De volgende bepalingen zijn van belang.
Artikel 25 van de Wet WIA ziet op de re-integratieverplichtingen van de werkgever. Zo dient een werkgever in overeenstemming met de verzekerde een plan van aanpak op te stellen, welk plan van aanpak periodiek moet worden geëvalueerd. Verder stelt de werkgever in overleg met de verzekerde een re-integratieverslag op, waarvan hij een afschrift verstrekt aan de verzekerde.
In het negende lid van genoemd artikel is, samengevat, bepaald dat het UWV het tijdvak waarover de werkgever het loon van de werknemer moet doorbetalen, gedurende ten hoogste 52 weken verlengt, indien de werkgever zonder deugdelijke grond zijn verplichtingen op grond van artikel 25 eerste tot en met vijfde lid, dan wel de in het zevende lid bedoelde regels, niet volledig nakomt, of onvoldoende re-integratie-inspanningen heeft verricht.
Artikel 65 van de Wet WIA bepaalt, kort gezegd, dat het UWV beoordeelt of de werkgever en de verzekerde in redelijkheid hebben kunnen komen tot de re-integratie-inspanningen die zijn verricht.

**Vastgelegde gegevens:**
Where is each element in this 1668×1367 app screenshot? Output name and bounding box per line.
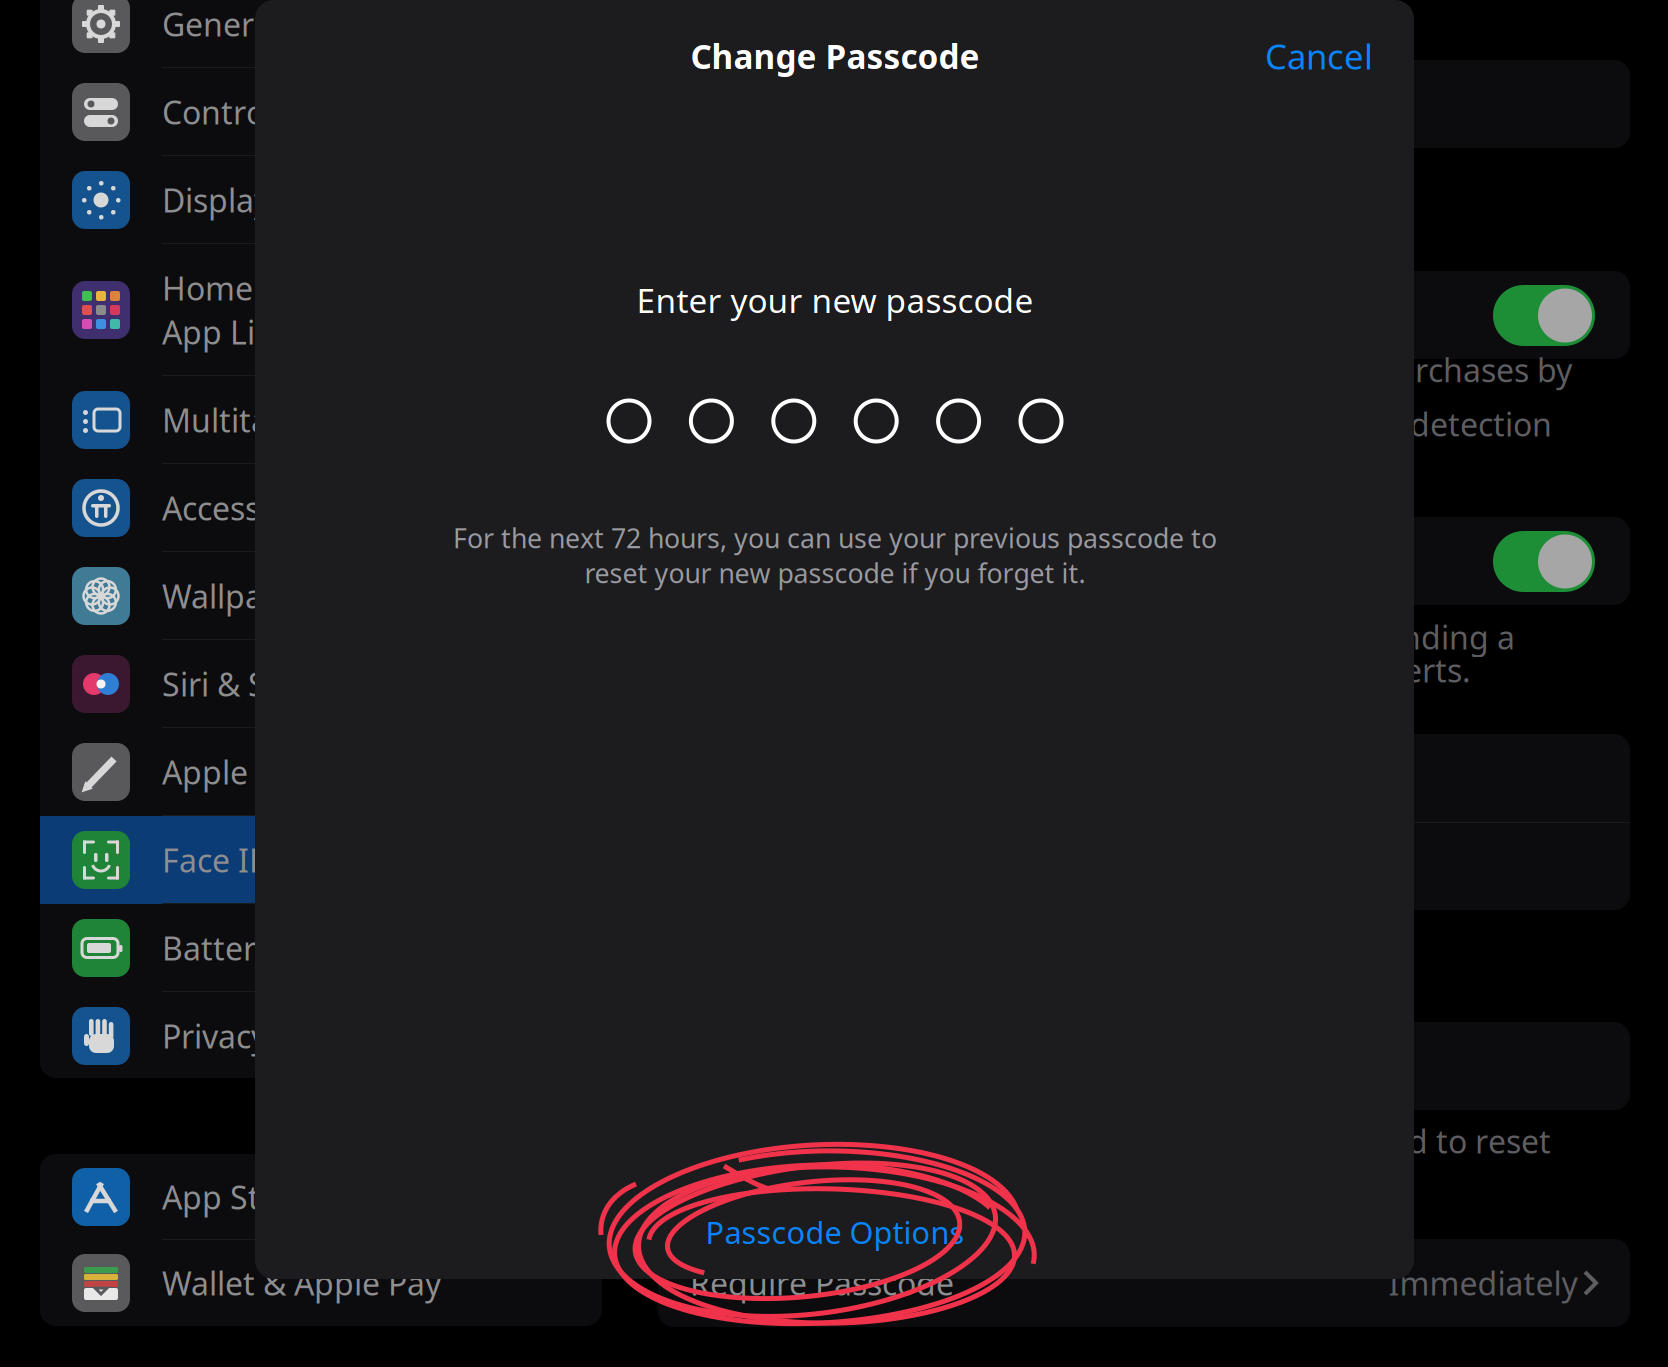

**Opdracht 1:** Met hoeveel weken kan het UWV volgens de tekst over de Wet WIA het tijdvak van loondoorbetaling ten hoogste verlengen?
**Opdracht 2:** Neem uit de tekst over de Wet WIA letterlijk het gedeelte over dat begint bij "In het negende" en doorloopt tot en met "die zijn verricht.".
**Opdracht 3:** Schrijf het volgende deel van de tekst over de Wet WIA, aansluitend op de laatste zin.

**Antwoord 1:** Met ten hoogste 52 weken.

**Antwoord 2:**
In het negende lid van genoemd artikel is, samengevat, bepaald dat het UWV het tijdvak waarover de werkgever het loon van de werknemer moet doorbetalen, gedurende ten hoogste 52 weken verlengt, indien de werkgever zonder deugdelijke grond zijn verplichtingen op grond van artikel 25 eerste tot en met vijfde lid, dan wel de in het zevende lid bedoelde regels, niet volledig nakomt, of onvoldoende re-integratie-inspanningen heeft verricht.
Artikel 65 van de Wet WIA bepaalt, kort gezegd, dat het UWV beoordeelt of de werkgever en de verzekerde in redelijkheid hebben kunnen komen tot de re-integratie-inspanningen die zijn verricht.

**Antwoord 3:**
De uitgangspunten voor de beoordeling door verweerder van de re-integratie-inspanningen die van de werknemer en werkgever worden verwacht zijn neergelegd in het "Kader voor inzet en beoordeling van re-integratie-inspanningen", behorende bij de "Beleidsregels beoordelingskader poortwachter", vastgesteld bij besluit van verweerder van 3 december 2002, Stcrt. 2002/236, laatstelijk gewijzigd bij besluit van 17 oktober 2006, Stcrt. 2006/224 (verder: het Kader).
Volgens het Kader wordt allereerst beoordeeld of een bevredigend resultaat is bereikt. Hiervan is sprake als gekomen is tot een (gedeeltelijke) structurele werkhervatting die min of meer aansluit bij de resterende functionele mogelijkheden van de werknemer, of als de werknemer tegen het einde van de verplichte loondoorbetalingsperiode is ingeschakeld in arbeid waarvan de loonwaarde tenminste 65% bedraagt van het loon dat de werknemer verdiende voor het intreden van de ziekte. Is er volgens het UWV geen bevredigend resultaat bereikt, dan beoordeelt het UWV of er door werkgever en werknemer in de eerste twee ziektejaren voldoende re-integratie-inspanningen zijn verricht.
Niet in geding is dat er ten tijde van belang geen sprake was van een bevredigend resultaat in vorenbedoelde zin. Conform weergegeven in het Kader is daarom gekeken naar datgene wat door de werkgever en werknemer daadwerkelijk is ondernomen gedurende de eerste twee jaar ziekte.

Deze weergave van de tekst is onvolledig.